Work instructions | Pull out every line of the material below that contains the string "text", matching case exactly.

* START Supplied information *

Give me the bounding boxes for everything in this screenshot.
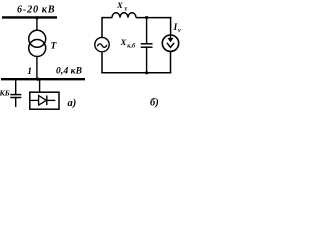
capacitor X_k,b [141, 43, 153, 45]
busbar 6-20 kV [2, 16, 57, 18]
svg-text:6-20 кВ: 6-20 кВ [17, 4, 55, 15]
wire busbar to transformer [36, 17, 38, 30]
current source I_v [162, 35, 178, 51]
junction bottom rail / capacitor branch [145, 71, 148, 74]
left vertical wire to AC source [101, 17, 103, 37]
inductor X_T coil [112, 13, 136, 18]
svg-text:v: v [178, 27, 181, 34]
svg-text:КБ: КБ [0, 88, 10, 97]
wire below capacitor KB [15, 98, 17, 108]
rectifier box [30, 92, 59, 109]
diode inside rectifier box [30, 99, 39, 101]
top rail right segment [136, 17, 171, 19]
svg-text:X: X [116, 0, 124, 10]
transformer T [29, 30, 46, 47]
svg-text:0,4 кВ: 0,4 кВ [56, 67, 82, 77]
svg-text:1: 1 [27, 67, 32, 77]
junction top rail / capacitor branch [145, 16, 148, 19]
wire capacitor to bottom rail [146, 47, 148, 72]
wire current source to bottom rail [170, 51, 172, 73]
bottom rail [101, 72, 171, 74]
svg-text:а): а) [68, 98, 77, 109]
wire transformer to 0,4 kV busbar [36, 56, 38, 79]
wire busbar to capacitor KB [15, 79, 17, 94]
svg-text:т: т [124, 6, 127, 13]
svg-text:б): б) [150, 98, 159, 109]
wire AC source to bottom rail [101, 53, 103, 74]
busbar 0,4 kV [1, 78, 85, 80]
svg-text:I: I [173, 22, 178, 32]
wire top rail to capacitor X_k,b [146, 18, 148, 44]
junction on busbar 6-20 kV [35, 16, 38, 19]
svg-text:к,б: к,б [127, 43, 136, 50]
wire busbar to rectifier box [39, 79, 41, 92]
wire top rail corner to current source [170, 17, 172, 35]
capacitor KB [10, 94, 21, 96]
AC source G [95, 37, 109, 51]
svg-text:X: X [120, 37, 128, 47]
junction on busbar 0,4 kV [36, 78, 39, 81]
top rail left segment [102, 17, 113, 19]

* END Supplied information *

Reply to the task |
svg-text:6-20 кВ: 6-20 кВ [17, 4, 55, 15]
svg-text:v: v [178, 27, 181, 34]
svg-text:КБ: КБ [0, 88, 10, 97]
svg-text:X: X [116, 0, 124, 10]
svg-text:0,4 кВ: 0,4 кВ [56, 67, 82, 77]
svg-text:1: 1 [27, 67, 32, 77]
svg-text:а): а) [68, 98, 77, 109]
svg-text:т: т [124, 6, 127, 13]
svg-text:б): б) [150, 98, 159, 109]
svg-text:I: I [173, 22, 178, 32]
svg-text:к,б: к,б [127, 43, 136, 50]
svg-text:X: X [120, 37, 128, 47]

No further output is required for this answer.